What the task requires –
Without changing a character, return the entries, but not the images they hold.

-- Entries start --

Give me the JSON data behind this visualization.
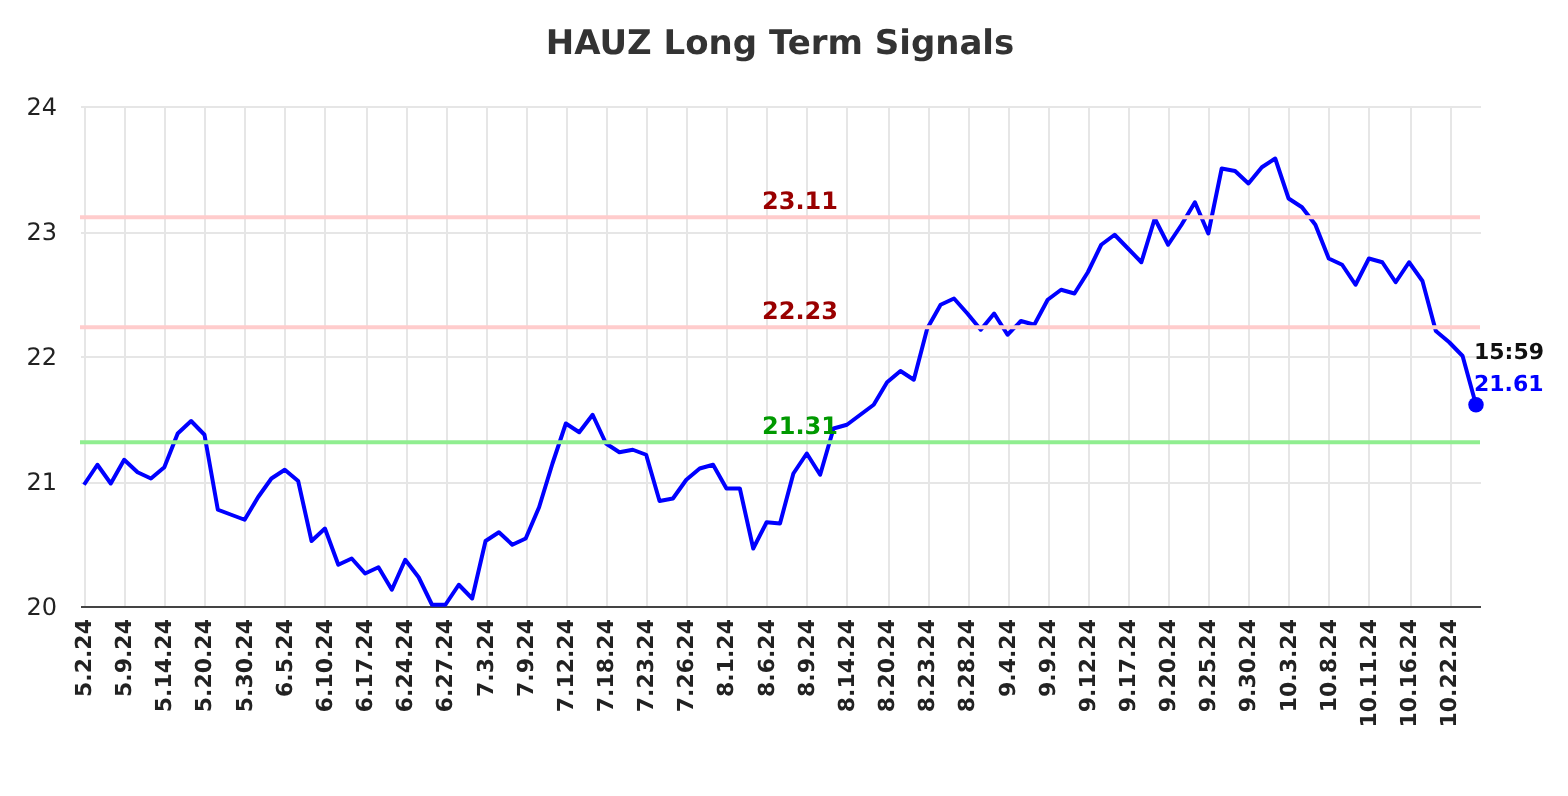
{
  "chart_data": {
    "type": "line",
    "title": "HAUZ Long Term Signals",
    "categories": [
      "5.2.24",
      null,
      null,
      "5.9.24",
      null,
      null,
      "5.14.24",
      null,
      null,
      "5.20.24",
      null,
      null,
      "5.30.24",
      null,
      null,
      "6.5.24",
      null,
      null,
      "6.10.24",
      null,
      null,
      "6.17.24",
      null,
      null,
      "6.24.24",
      null,
      null,
      "6.27.24",
      null,
      null,
      "7.3.24",
      null,
      null,
      "7.9.24",
      null,
      null,
      "7.12.24",
      null,
      null,
      "7.18.24",
      null,
      null,
      "7.23.24",
      null,
      null,
      "7.26.24",
      null,
      null,
      "8.1.24",
      null,
      null,
      "8.6.24",
      null,
      null,
      "8.9.24",
      null,
      null,
      "8.14.24",
      null,
      null,
      "8.20.24",
      null,
      null,
      "8.23.24",
      null,
      null,
      "8.28.24",
      null,
      null,
      "9.4.24",
      null,
      null,
      "9.9.24",
      null,
      null,
      "9.12.24",
      null,
      null,
      "9.17.24",
      null,
      null,
      "9.20.24",
      null,
      null,
      "9.25.24",
      null,
      null,
      "9.30.24",
      null,
      null,
      "10.3.24",
      null,
      null,
      "10.8.24",
      null,
      null,
      "10.11.24",
      null,
      null,
      "10.16.24",
      null,
      null,
      "10.22.24",
      null,
      null
    ],
    "series": [
      {
        "color": "#0000ff",
        "values": [
          20.97,
          21.13,
          20.98,
          21.17,
          21.07,
          21.02,
          21.11,
          21.38,
          21.48,
          21.37,
          20.77,
          20.73,
          20.69,
          20.87,
          21.02,
          21.09,
          21.0,
          20.52,
          20.62,
          20.33,
          20.38,
          20.26,
          20.31,
          20.13,
          20.37,
          20.23,
          20.01,
          20.01,
          20.17,
          20.06,
          20.52,
          20.59,
          20.49,
          20.54,
          20.79,
          21.14,
          21.46,
          21.39,
          21.53,
          21.3,
          21.23,
          21.25,
          21.21,
          20.84,
          20.86,
          21.01,
          21.1,
          21.13,
          20.94,
          20.94,
          20.46,
          20.67,
          20.66,
          21.06,
          21.22,
          21.05,
          21.42,
          21.45,
          21.53,
          21.61,
          21.79,
          21.88,
          21.81,
          22.22,
          22.41,
          22.46,
          22.34,
          22.21,
          22.34,
          22.17,
          22.28,
          22.25,
          22.45,
          22.53,
          22.5,
          22.67,
          22.89,
          22.97,
          22.86,
          22.75,
          23.1,
          22.89,
          23.05,
          23.23,
          22.98,
          23.5,
          23.48,
          23.38,
          23.51,
          23.58,
          23.26,
          23.19,
          23.05,
          22.78,
          22.73,
          22.57,
          22.78,
          22.75,
          22.59,
          22.75,
          22.6,
          22.2,
          22.11,
          22.0,
          21.61
        ],
        "value_labels": [
          null,
          null,
          null,
          null,
          null,
          null,
          null,
          null,
          null,
          null,
          null,
          null,
          null,
          null,
          null,
          null,
          null,
          null,
          null,
          null,
          null,
          null,
          null,
          null,
          null,
          null,
          null,
          null,
          null,
          null,
          null,
          null,
          null,
          null,
          null,
          null,
          null,
          null,
          null,
          null,
          null,
          null,
          null,
          null,
          null,
          null,
          null,
          null,
          null,
          null,
          null,
          null,
          null,
          null,
          null,
          null,
          null,
          null,
          null,
          null,
          null,
          null,
          null,
          null,
          null,
          null,
          null,
          null,
          null,
          null,
          null,
          null,
          null,
          null,
          null,
          null,
          null,
          null,
          null,
          null,
          null,
          null,
          null,
          null,
          null,
          null,
          null,
          null,
          null,
          null,
          null,
          null,
          null,
          null,
          null,
          null,
          null,
          null,
          null,
          null,
          null,
          null,
          null,
          null,
          "21.61"
        ]
      }
    ],
    "ylim": [
      20,
      24
    ],
    "yticks": [
      20,
      21,
      22,
      23,
      24
    ],
    "grid": true,
    "ref_lines": [
      {
        "axis": "y",
        "value": 23.11,
        "label": "23.11",
        "color": "#ffcccc"
      },
      {
        "axis": "y",
        "value": 22.23,
        "label": "22.23",
        "color": "#ffcccc"
      },
      {
        "axis": "y",
        "value": 21.31,
        "label": "21.31",
        "color": "#90ee90"
      }
    ],
    "annotations": [
      "15:59"
    ]
  }
}
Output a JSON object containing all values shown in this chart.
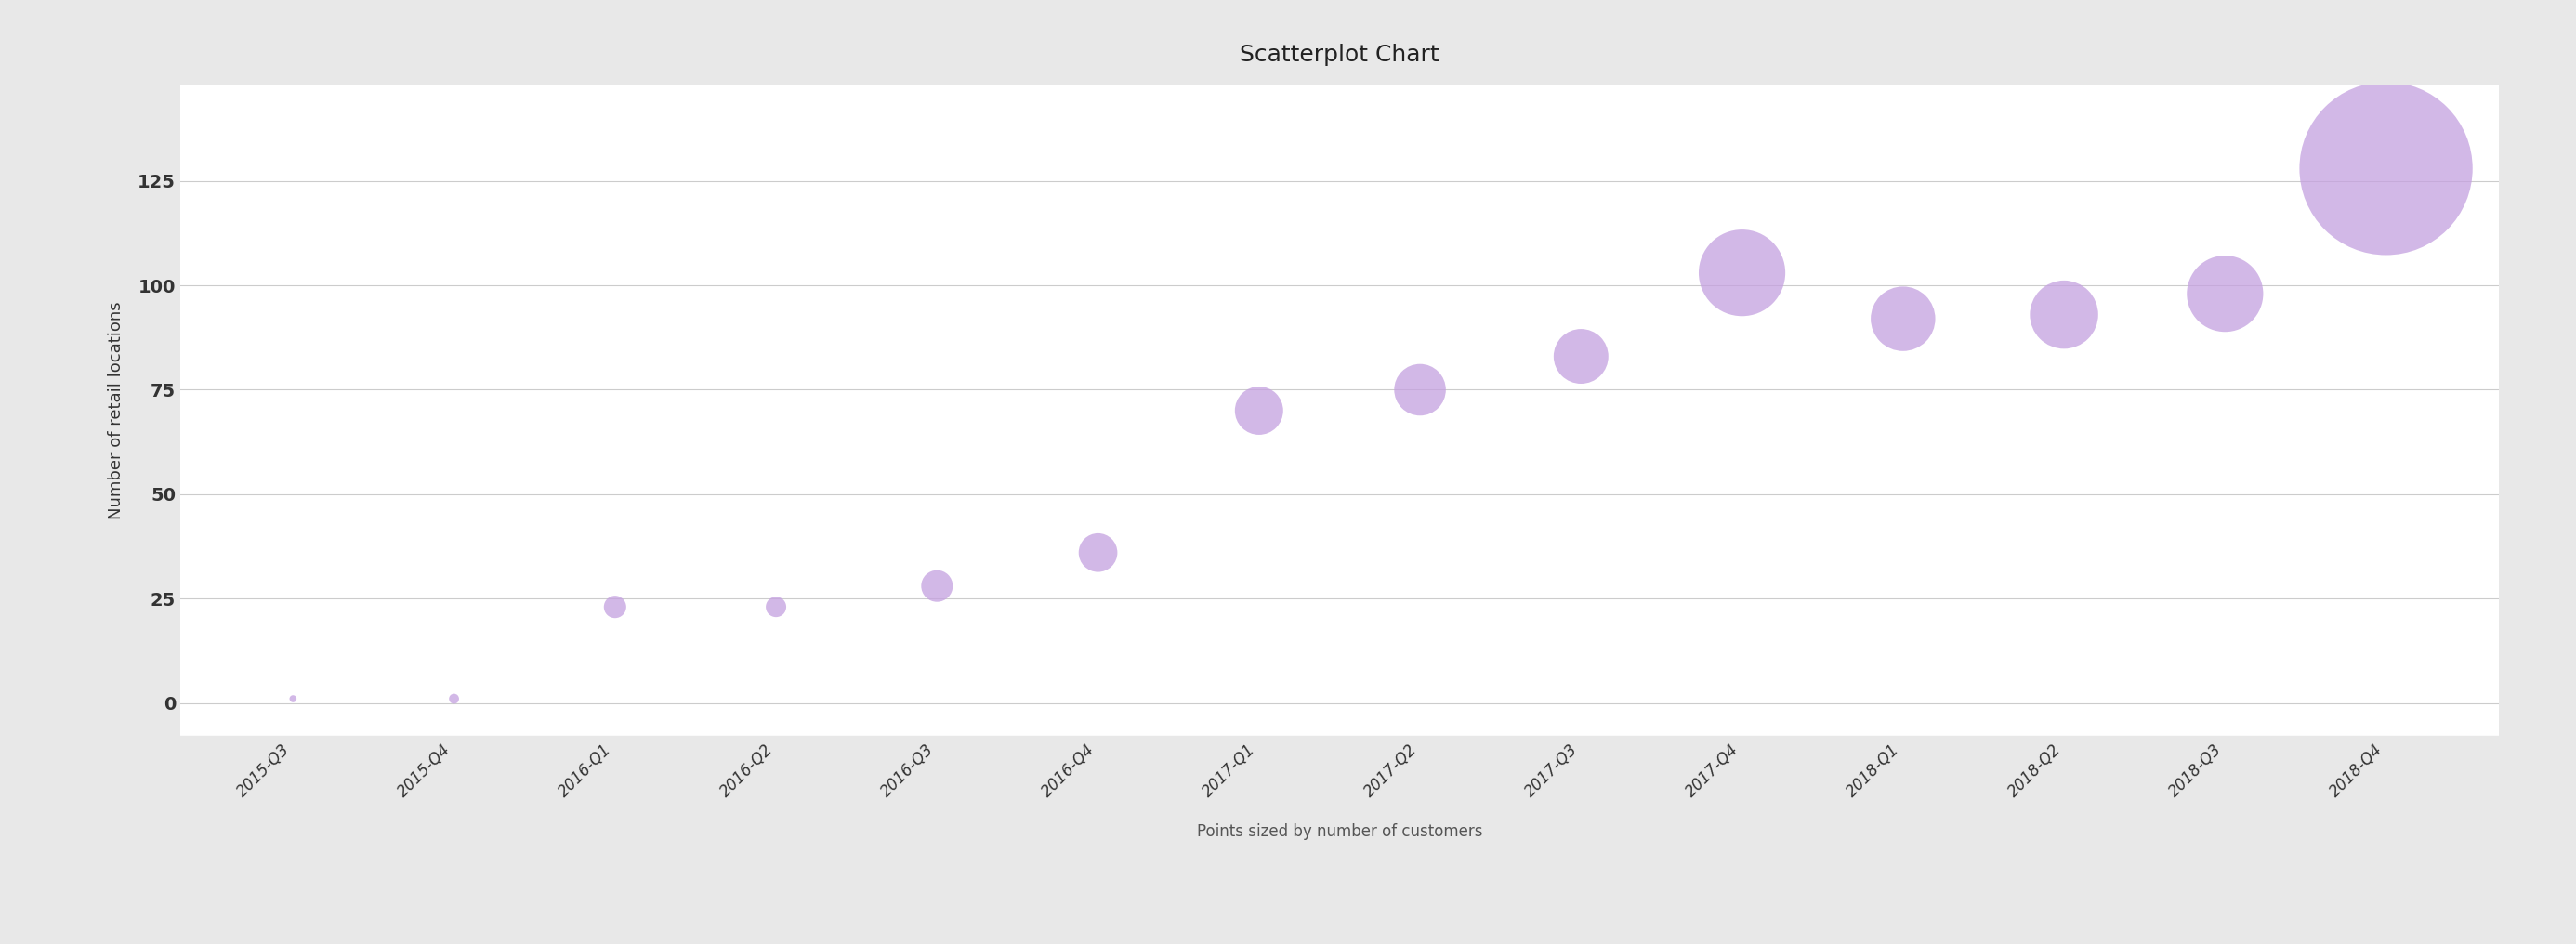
{
  "title": "Scatterplot Chart",
  "xlabel": "Points sized by number of customers",
  "ylabel": "Number of retail locations",
  "background_color": "#e8e8e8",
  "plot_background": "#ffffff",
  "bubble_color": "#c4a0e0",
  "bubble_alpha": 0.75,
  "categories": [
    "2015-Q3",
    "2015-Q4",
    "2016-Q1",
    "2016-Q2",
    "2016-Q3",
    "2016-Q4",
    "2017-Q1",
    "2017-Q2",
    "2017-Q3",
    "2017-Q4",
    "2018-Q1",
    "2018-Q2",
    "2018-Q3",
    "2018-Q4"
  ],
  "y_values": [
    1,
    1,
    23,
    23,
    28,
    36,
    70,
    75,
    83,
    103,
    92,
    93,
    98,
    128
  ],
  "sizes": [
    30,
    60,
    300,
    250,
    600,
    900,
    1400,
    1600,
    1800,
    4500,
    2500,
    2800,
    3500,
    18000
  ],
  "ylim": [
    -8,
    148
  ],
  "yticks": [
    0,
    25,
    50,
    75,
    100,
    125
  ],
  "title_fontsize": 18,
  "axis_label_fontsize": 12,
  "tick_fontsize": 12,
  "ylabel_fontsize": 13
}
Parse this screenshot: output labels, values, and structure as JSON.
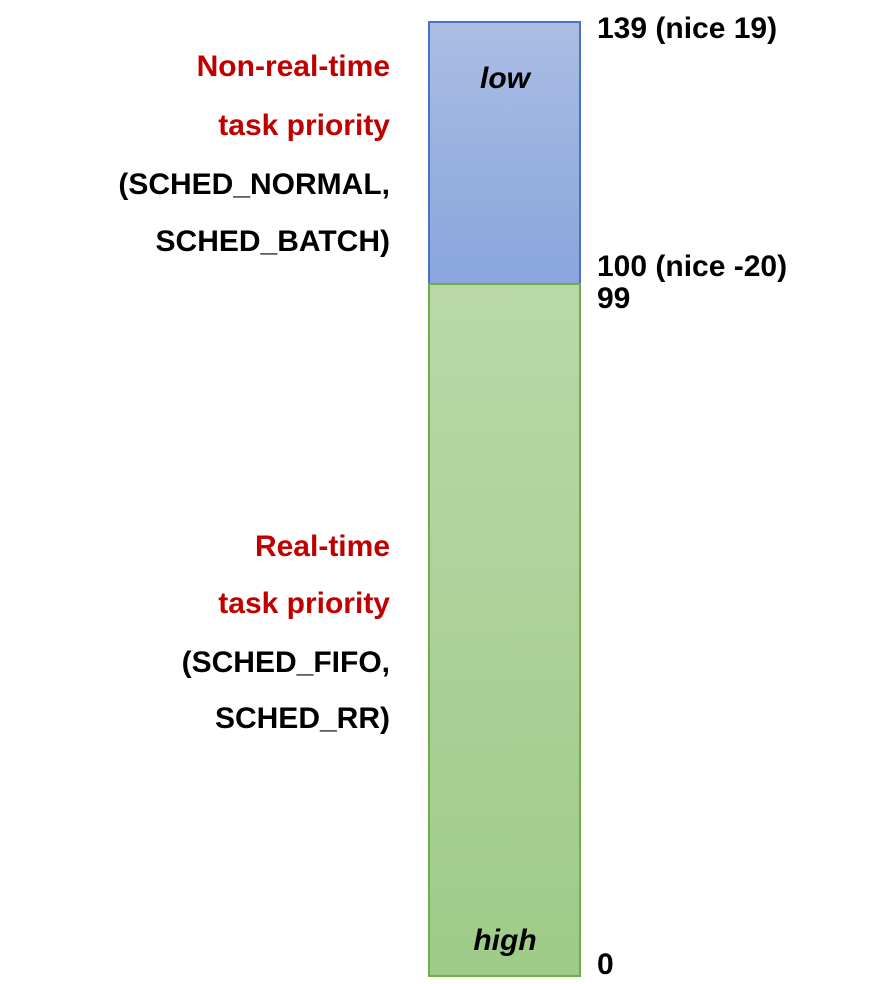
{
  "bar": {
    "top_label": "low",
    "bottom_label": "high"
  },
  "regions": [
    {
      "title": [
        "Non-real-time",
        "task priority"
      ],
      "policies": [
        "(SCHED_NORMAL,",
        "SCHED_BATCH)"
      ]
    },
    {
      "title": [
        "Real-time",
        "task priority"
      ],
      "policies": [
        "(SCHED_FIFO,",
        "SCHED_RR)"
      ]
    }
  ],
  "scale_labels": [
    "139 (nice 19)",
    "100 (nice -20)",
    "99",
    "0"
  ]
}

-- Entries end --

Result –
Give me the JSON data behind this visualization.
{
  "chart_data": {
    "type": "line",
    "title": "HAUZ Long Term Signals",
    "categories": [
      "5.2.24",
      null,
      null,
      "5.9.24",
      null,
      null,
      "5.14.24",
      null,
      null,
      "5.20.24",
      null,
      null,
      "5.30.24",
      null,
      null,
      "6.5.24",
      null,
      null,
      "6.10.24",
      null,
      null,
      "6.17.24",
      null,
      null,
      "6.24.24",
      null,
      null,
      "6.27.24",
      null,
      null,
      "7.3.24",
      null,
      null,
      "7.9.24",
      null,
      null,
      "7.12.24",
      null,
      null,
      "7.18.24",
      null,
      null,
      "7.23.24",
      null,
      null,
      "7.26.24",
      null,
      null,
      "8.1.24",
      null,
      null,
      "8.6.24",
      null,
      null,
      "8.9.24",
      null,
      null,
      "8.14.24",
      null,
      null,
      "8.20.24",
      null,
      null,
      "8.23.24",
      null,
      null,
      "8.28.24",
      null,
      null,
      "9.4.24",
      null,
      null,
      "9.9.24",
      null,
      null,
      "9.12.24",
      null,
      null,
      "9.17.24",
      null,
      null,
      "9.20.24",
      null,
      null,
      "9.25.24",
      null,
      null,
      "9.30.24",
      null,
      null,
      "10.3.24",
      null,
      null,
      "10.8.24",
      null,
      null,
      "10.11.24",
      null,
      null,
      "10.16.24",
      null,
      null,
      "10.22.24",
      null,
      null
    ],
    "series": [
      {
        "color": "#0000ff",
        "values": [
          20.97,
          21.13,
          20.98,
          21.17,
          21.07,
          21.02,
          21.11,
          21.38,
          21.48,
          21.37,
          20.77,
          20.73,
          20.69,
          20.87,
          21.02,
          21.09,
          21.0,
          20.52,
          20.62,
          20.33,
          20.38,
          20.26,
          20.31,
          20.13,
          20.37,
          20.23,
          20.01,
          20.01,
          20.17,
          20.06,
          20.52,
          20.59,
          20.49,
          20.54,
          20.79,
          21.14,
          21.46,
          21.39,
          21.53,
          21.3,
          21.23,
          21.25,
          21.21,
          20.84,
          20.86,
          21.01,
          21.1,
          21.13,
          20.94,
          20.94,
          20.46,
          20.67,
          20.66,
          21.06,
          21.22,
          21.05,
          21.42,
          21.45,
          21.53,
          21.61,
          21.79,
          21.88,
          21.81,
          22.22,
          22.41,
          22.46,
          22.34,
          22.21,
          22.34,
          22.17,
          22.28,
          22.25,
          22.45,
          22.53,
          22.5,
          22.67,
          22.89,
          22.97,
          22.86,
          22.75,
          23.1,
          22.89,
          23.05,
          23.23,
          22.98,
          23.5,
          23.48,
          23.38,
          23.51,
          23.58,
          23.26,
          23.19,
          23.05,
          22.78,
          22.73,
          22.57,
          22.78,
          22.75,
          22.59,
          22.75,
          22.6,
          22.2,
          22.11,
          22.0,
          21.61
        ],
        "value_labels": [
          null,
          null,
          null,
          null,
          null,
          null,
          null,
          null,
          null,
          null,
          null,
          null,
          null,
          null,
          null,
          null,
          null,
          null,
          null,
          null,
          null,
          null,
          null,
          null,
          null,
          null,
          null,
          null,
          null,
          null,
          null,
          null,
          null,
          null,
          null,
          null,
          null,
          null,
          null,
          null,
          null,
          null,
          null,
          null,
          null,
          null,
          null,
          null,
          null,
          null,
          null,
          null,
          null,
          null,
          null,
          null,
          null,
          null,
          null,
          null,
          null,
          null,
          null,
          null,
          null,
          null,
          null,
          null,
          null,
          null,
          null,
          null,
          null,
          null,
          null,
          null,
          null,
          null,
          null,
          null,
          null,
          null,
          null,
          null,
          null,
          null,
          null,
          null,
          null,
          null,
          null,
          null,
          null,
          null,
          null,
          null,
          null,
          null,
          null,
          null,
          null,
          null,
          null,
          null,
          "21.61"
        ]
      }
    ],
    "ylim": [
      20,
      24
    ],
    "yticks": [
      20,
      21,
      22,
      23,
      24
    ],
    "grid": true,
    "ref_lines": [
      {
        "axis": "y",
        "value": 23.11,
        "label": "23.11",
        "color": "#ffcccc"
      },
      {
        "axis": "y",
        "value": 22.23,
        "label": "22.23",
        "color": "#ffcccc"
      },
      {
        "axis": "y",
        "value": 21.31,
        "label": "21.31",
        "color": "#90ee90"
      }
    ],
    "annotations": [
      "15:59"
    ]
  }
}
Output a JSON object containing all values shown in this chart.
{
  "title": "Scatterplot Chart",
  "xlabel": "Points sized by number of customers",
  "ylabel": "Number of retail locations",
  "background_color": "#e8e8e8",
  "plot_background": "#ffffff",
  "bubble_color": "#c4a0e0",
  "bubble_alpha": 0.75,
  "categories": [
    "2015-Q3",
    "2015-Q4",
    "2016-Q1",
    "2016-Q2",
    "2016-Q3",
    "2016-Q4",
    "2017-Q1",
    "2017-Q2",
    "2017-Q3",
    "2017-Q4",
    "2018-Q1",
    "2018-Q2",
    "2018-Q3",
    "2018-Q4"
  ],
  "y_values": [
    1,
    1,
    23,
    23,
    28,
    36,
    70,
    75,
    83,
    103,
    92,
    93,
    98,
    128
  ],
  "sizes": [
    30,
    60,
    300,
    250,
    600,
    900,
    1400,
    1600,
    1800,
    4500,
    2500,
    2800,
    3500,
    18000
  ],
  "ylim": [
    -8,
    148
  ],
  "yticks": [
    0,
    25,
    50,
    75,
    100,
    125
  ],
  "title_fontsize": 18,
  "axis_label_fontsize": 12,
  "tick_fontsize": 12,
  "ylabel_fontsize": 13
}
Parse this screenshot: output labels, values, and structure as JSON.
{
  "bar": {
    "top_label": "low",
    "bottom_label": "high"
  },
  "regions": [
    {
      "title": [
        "Non-real-time",
        "task priority"
      ],
      "policies": [
        "(SCHED_NORMAL,",
        "SCHED_BATCH)"
      ]
    },
    {
      "title": [
        "Real-time",
        "task priority"
      ],
      "policies": [
        "(SCHED_FIFO,",
        "SCHED_RR)"
      ]
    }
  ],
  "scale_labels": [
    "139 (nice 19)",
    "100 (nice -20)",
    "99",
    "0"
  ]
}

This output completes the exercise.